**EXERCISE GOAL:** Return the material word for word. Do not include pictures.
>> begin
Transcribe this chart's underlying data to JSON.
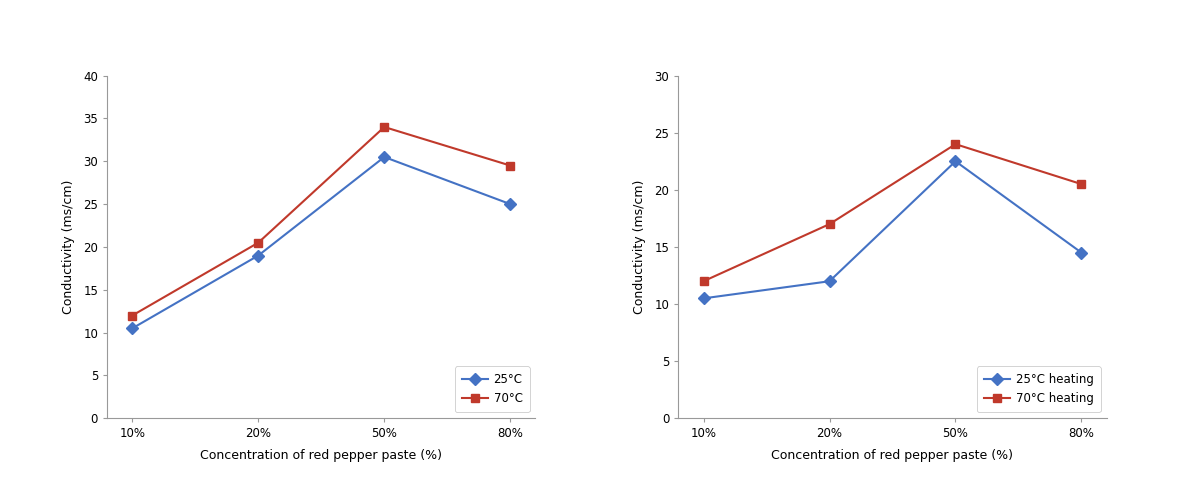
{
  "x_labels": [
    "10%",
    "20%",
    "50%",
    "80%"
  ],
  "chart1": {
    "ylabel": "Conductivity (ms/cm)",
    "xlabel": "Concentration of red pepper paste (%)",
    "ylim": [
      0,
      40
    ],
    "yticks": [
      0,
      5,
      10,
      15,
      20,
      25,
      30,
      35,
      40
    ],
    "series": [
      {
        "label": "25°C",
        "values": [
          10.5,
          19.0,
          30.5,
          25.0
        ],
        "color": "#4472C4",
        "marker": "D",
        "markersize": 6
      },
      {
        "label": "70°C",
        "values": [
          12.0,
          20.5,
          34.0,
          29.5
        ],
        "color": "#C0392B",
        "marker": "s",
        "markersize": 6
      }
    ]
  },
  "chart2": {
    "ylabel": "Conductivity (ms/cm)",
    "xlabel": "Concentration of red pepper paste (%)",
    "ylim": [
      0,
      30
    ],
    "yticks": [
      0,
      5,
      10,
      15,
      20,
      25,
      30
    ],
    "series": [
      {
        "label": "25°C heating",
        "values": [
          10.5,
          12.0,
          22.5,
          14.5
        ],
        "color": "#4472C4",
        "marker": "D",
        "markersize": 6
      },
      {
        "label": "70°C heating",
        "values": [
          12.0,
          17.0,
          24.0,
          20.5
        ],
        "color": "#C0392B",
        "marker": "s",
        "markersize": 6
      }
    ]
  },
  "background_color": "#ffffff",
  "plot_bg_color": "#ffffff",
  "line_width": 1.5,
  "font_size_label": 9,
  "font_size_tick": 8.5,
  "font_size_legend": 8.5
}
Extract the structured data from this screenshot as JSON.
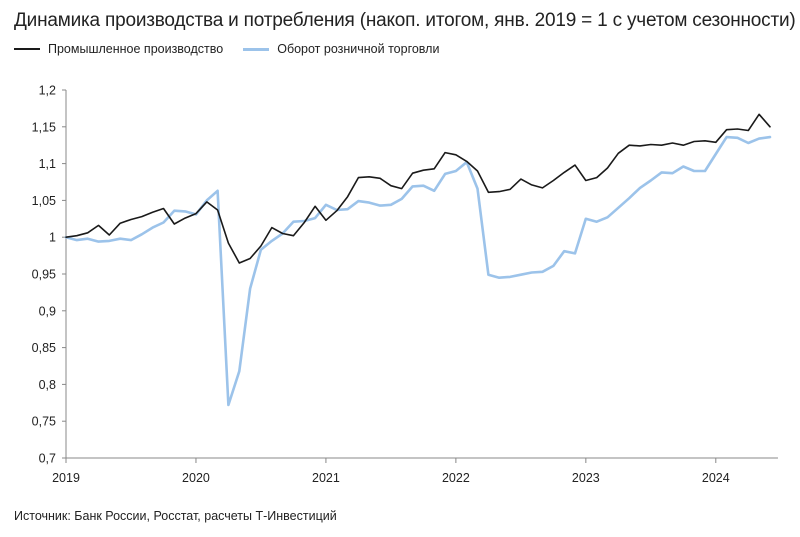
{
  "title": "Динамика производства и потребления (накоп. итогом, янв. 2019 = 1 с учетом сезонности)",
  "source": "Источник: Банк России, Росстат, расчеты Т-Инвестиций",
  "chart_data": {
    "type": "line",
    "title": "Динамика производства и потребления (накоп. итогом, янв. 2019 = 1 с учетом сезонности)",
    "xlabel": "",
    "ylabel": "",
    "x_ticks": [
      "2019",
      "2020",
      "2021",
      "2022",
      "2023",
      "2024"
    ],
    "y_ticks": [
      "0,7",
      "0,75",
      "0,8",
      "0,85",
      "0,9",
      "0,95",
      "1",
      "1,05",
      "1,1",
      "1,15",
      "1,2"
    ],
    "ylim": [
      0.7,
      1.2
    ],
    "xlim": [
      "2019-01",
      "2024-06"
    ],
    "grid": false,
    "legend_position": "top-left",
    "x": [
      "2019-01",
      "2019-02",
      "2019-03",
      "2019-04",
      "2019-05",
      "2019-06",
      "2019-07",
      "2019-08",
      "2019-09",
      "2019-10",
      "2019-11",
      "2019-12",
      "2020-01",
      "2020-02",
      "2020-03",
      "2020-04",
      "2020-05",
      "2020-06",
      "2020-07",
      "2020-08",
      "2020-09",
      "2020-10",
      "2020-11",
      "2020-12",
      "2021-01",
      "2021-02",
      "2021-03",
      "2021-04",
      "2021-05",
      "2021-06",
      "2021-07",
      "2021-08",
      "2021-09",
      "2021-10",
      "2021-11",
      "2021-12",
      "2022-01",
      "2022-02",
      "2022-03",
      "2022-04",
      "2022-05",
      "2022-06",
      "2022-07",
      "2022-08",
      "2022-09",
      "2022-10",
      "2022-11",
      "2022-12",
      "2023-01",
      "2023-02",
      "2023-03",
      "2023-04",
      "2023-05",
      "2023-06",
      "2023-07",
      "2023-08",
      "2023-09",
      "2023-10",
      "2023-11",
      "2023-12",
      "2024-01",
      "2024-02",
      "2024-03",
      "2024-04",
      "2024-05",
      "2024-06"
    ],
    "series": [
      {
        "name": "Промышленное производство",
        "color": "#1a1a1a",
        "values": [
          1.0,
          1.002,
          1.006,
          1.016,
          1.003,
          1.019,
          1.024,
          1.028,
          1.034,
          1.039,
          1.018,
          1.026,
          1.032,
          1.048,
          1.037,
          0.992,
          0.965,
          0.971,
          0.988,
          1.013,
          1.005,
          1.002,
          1.02,
          1.042,
          1.023,
          1.036,
          1.055,
          1.081,
          1.082,
          1.08,
          1.07,
          1.066,
          1.087,
          1.091,
          1.093,
          1.115,
          1.112,
          1.103,
          1.09,
          1.061,
          1.062,
          1.065,
          1.079,
          1.071,
          1.067,
          1.077,
          1.088,
          1.098,
          1.077,
          1.081,
          1.094,
          1.114,
          1.125,
          1.124,
          1.126,
          1.125,
          1.128,
          1.125,
          1.13,
          1.131,
          1.129,
          1.146,
          1.147,
          1.145,
          1.167,
          1.15
        ]
      },
      {
        "name": "Оборот розничной торговли",
        "color": "#9cc3ea",
        "values": [
          1.0,
          0.996,
          0.998,
          0.994,
          0.995,
          0.998,
          0.996,
          1.004,
          1.013,
          1.02,
          1.036,
          1.035,
          1.031,
          1.05,
          1.063,
          0.772,
          0.818,
          0.93,
          0.983,
          0.995,
          1.005,
          1.021,
          1.022,
          1.026,
          1.044,
          1.037,
          1.038,
          1.049,
          1.047,
          1.043,
          1.044,
          1.052,
          1.069,
          1.07,
          1.063,
          1.086,
          1.09,
          1.102,
          1.066,
          0.949,
          0.945,
          0.946,
          0.949,
          0.952,
          0.953,
          0.961,
          0.981,
          0.978,
          1.025,
          1.021,
          1.027,
          1.04,
          1.053,
          1.067,
          1.077,
          1.088,
          1.087,
          1.096,
          1.09,
          1.09,
          1.113,
          1.136,
          1.135,
          1.128,
          1.134,
          1.136
        ]
      }
    ]
  }
}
>> end
**OUTPUT OF THE TASK:**
Transcribe this chart's underlying data to JSON.
{
  "x_labels": [
    "10%",
    "20%",
    "50%",
    "80%"
  ],
  "chart1": {
    "ylabel": "Conductivity (ms/cm)",
    "xlabel": "Concentration of red pepper paste (%)",
    "ylim": [
      0,
      40
    ],
    "yticks": [
      0,
      5,
      10,
      15,
      20,
      25,
      30,
      35,
      40
    ],
    "series": [
      {
        "label": "25°C",
        "values": [
          10.5,
          19.0,
          30.5,
          25.0
        ],
        "color": "#4472C4",
        "marker": "D",
        "markersize": 6
      },
      {
        "label": "70°C",
        "values": [
          12.0,
          20.5,
          34.0,
          29.5
        ],
        "color": "#C0392B",
        "marker": "s",
        "markersize": 6
      }
    ]
  },
  "chart2": {
    "ylabel": "Conductivity (ms/cm)",
    "xlabel": "Concentration of red pepper paste (%)",
    "ylim": [
      0,
      30
    ],
    "yticks": [
      0,
      5,
      10,
      15,
      20,
      25,
      30
    ],
    "series": [
      {
        "label": "25°C heating",
        "values": [
          10.5,
          12.0,
          22.5,
          14.5
        ],
        "color": "#4472C4",
        "marker": "D",
        "markersize": 6
      },
      {
        "label": "70°C heating",
        "values": [
          12.0,
          17.0,
          24.0,
          20.5
        ],
        "color": "#C0392B",
        "marker": "s",
        "markersize": 6
      }
    ]
  },
  "background_color": "#ffffff",
  "plot_bg_color": "#ffffff",
  "line_width": 1.5,
  "font_size_label": 9,
  "font_size_tick": 8.5,
  "font_size_legend": 8.5
}
Extract the structured data from this screenshot as JSON.
{
  "title": "Динамика производства и потребления (накоп. итогом, янв. 2019 = 1 с учетом сезонности)",
  "source": "Источник: Банк России, Росстат, расчеты Т-Инвестиций",
  "chart_data": {
    "type": "line",
    "title": "Динамика производства и потребления (накоп. итогом, янв. 2019 = 1 с учетом сезонности)",
    "xlabel": "",
    "ylabel": "",
    "x_ticks": [
      "2019",
      "2020",
      "2021",
      "2022",
      "2023",
      "2024"
    ],
    "y_ticks": [
      "0,7",
      "0,75",
      "0,8",
      "0,85",
      "0,9",
      "0,95",
      "1",
      "1,05",
      "1,1",
      "1,15",
      "1,2"
    ],
    "ylim": [
      0.7,
      1.2
    ],
    "xlim": [
      "2019-01",
      "2024-06"
    ],
    "grid": false,
    "legend_position": "top-left",
    "x": [
      "2019-01",
      "2019-02",
      "2019-03",
      "2019-04",
      "2019-05",
      "2019-06",
      "2019-07",
      "2019-08",
      "2019-09",
      "2019-10",
      "2019-11",
      "2019-12",
      "2020-01",
      "2020-02",
      "2020-03",
      "2020-04",
      "2020-05",
      "2020-06",
      "2020-07",
      "2020-08",
      "2020-09",
      "2020-10",
      "2020-11",
      "2020-12",
      "2021-01",
      "2021-02",
      "2021-03",
      "2021-04",
      "2021-05",
      "2021-06",
      "2021-07",
      "2021-08",
      "2021-09",
      "2021-10",
      "2021-11",
      "2021-12",
      "2022-01",
      "2022-02",
      "2022-03",
      "2022-04",
      "2022-05",
      "2022-06",
      "2022-07",
      "2022-08",
      "2022-09",
      "2022-10",
      "2022-11",
      "2022-12",
      "2023-01",
      "2023-02",
      "2023-03",
      "2023-04",
      "2023-05",
      "2023-06",
      "2023-07",
      "2023-08",
      "2023-09",
      "2023-10",
      "2023-11",
      "2023-12",
      "2024-01",
      "2024-02",
      "2024-03",
      "2024-04",
      "2024-05",
      "2024-06"
    ],
    "series": [
      {
        "name": "Промышленное производство",
        "color": "#1a1a1a",
        "values": [
          1.0,
          1.002,
          1.006,
          1.016,
          1.003,
          1.019,
          1.024,
          1.028,
          1.034,
          1.039,
          1.018,
          1.026,
          1.032,
          1.048,
          1.037,
          0.992,
          0.965,
          0.971,
          0.988,
          1.013,
          1.005,
          1.002,
          1.02,
          1.042,
          1.023,
          1.036,
          1.055,
          1.081,
          1.082,
          1.08,
          1.07,
          1.066,
          1.087,
          1.091,
          1.093,
          1.115,
          1.112,
          1.103,
          1.09,
          1.061,
          1.062,
          1.065,
          1.079,
          1.071,
          1.067,
          1.077,
          1.088,
          1.098,
          1.077,
          1.081,
          1.094,
          1.114,
          1.125,
          1.124,
          1.126,
          1.125,
          1.128,
          1.125,
          1.13,
          1.131,
          1.129,
          1.146,
          1.147,
          1.145,
          1.167,
          1.15
        ]
      },
      {
        "name": "Оборот розничной торговли",
        "color": "#9cc3ea",
        "values": [
          1.0,
          0.996,
          0.998,
          0.994,
          0.995,
          0.998,
          0.996,
          1.004,
          1.013,
          1.02,
          1.036,
          1.035,
          1.031,
          1.05,
          1.063,
          0.772,
          0.818,
          0.93,
          0.983,
          0.995,
          1.005,
          1.021,
          1.022,
          1.026,
          1.044,
          1.037,
          1.038,
          1.049,
          1.047,
          1.043,
          1.044,
          1.052,
          1.069,
          1.07,
          1.063,
          1.086,
          1.09,
          1.102,
          1.066,
          0.949,
          0.945,
          0.946,
          0.949,
          0.952,
          0.953,
          0.961,
          0.981,
          0.978,
          1.025,
          1.021,
          1.027,
          1.04,
          1.053,
          1.067,
          1.077,
          1.088,
          1.087,
          1.096,
          1.09,
          1.09,
          1.113,
          1.136,
          1.135,
          1.128,
          1.134,
          1.136
        ]
      }
    ]
  }
}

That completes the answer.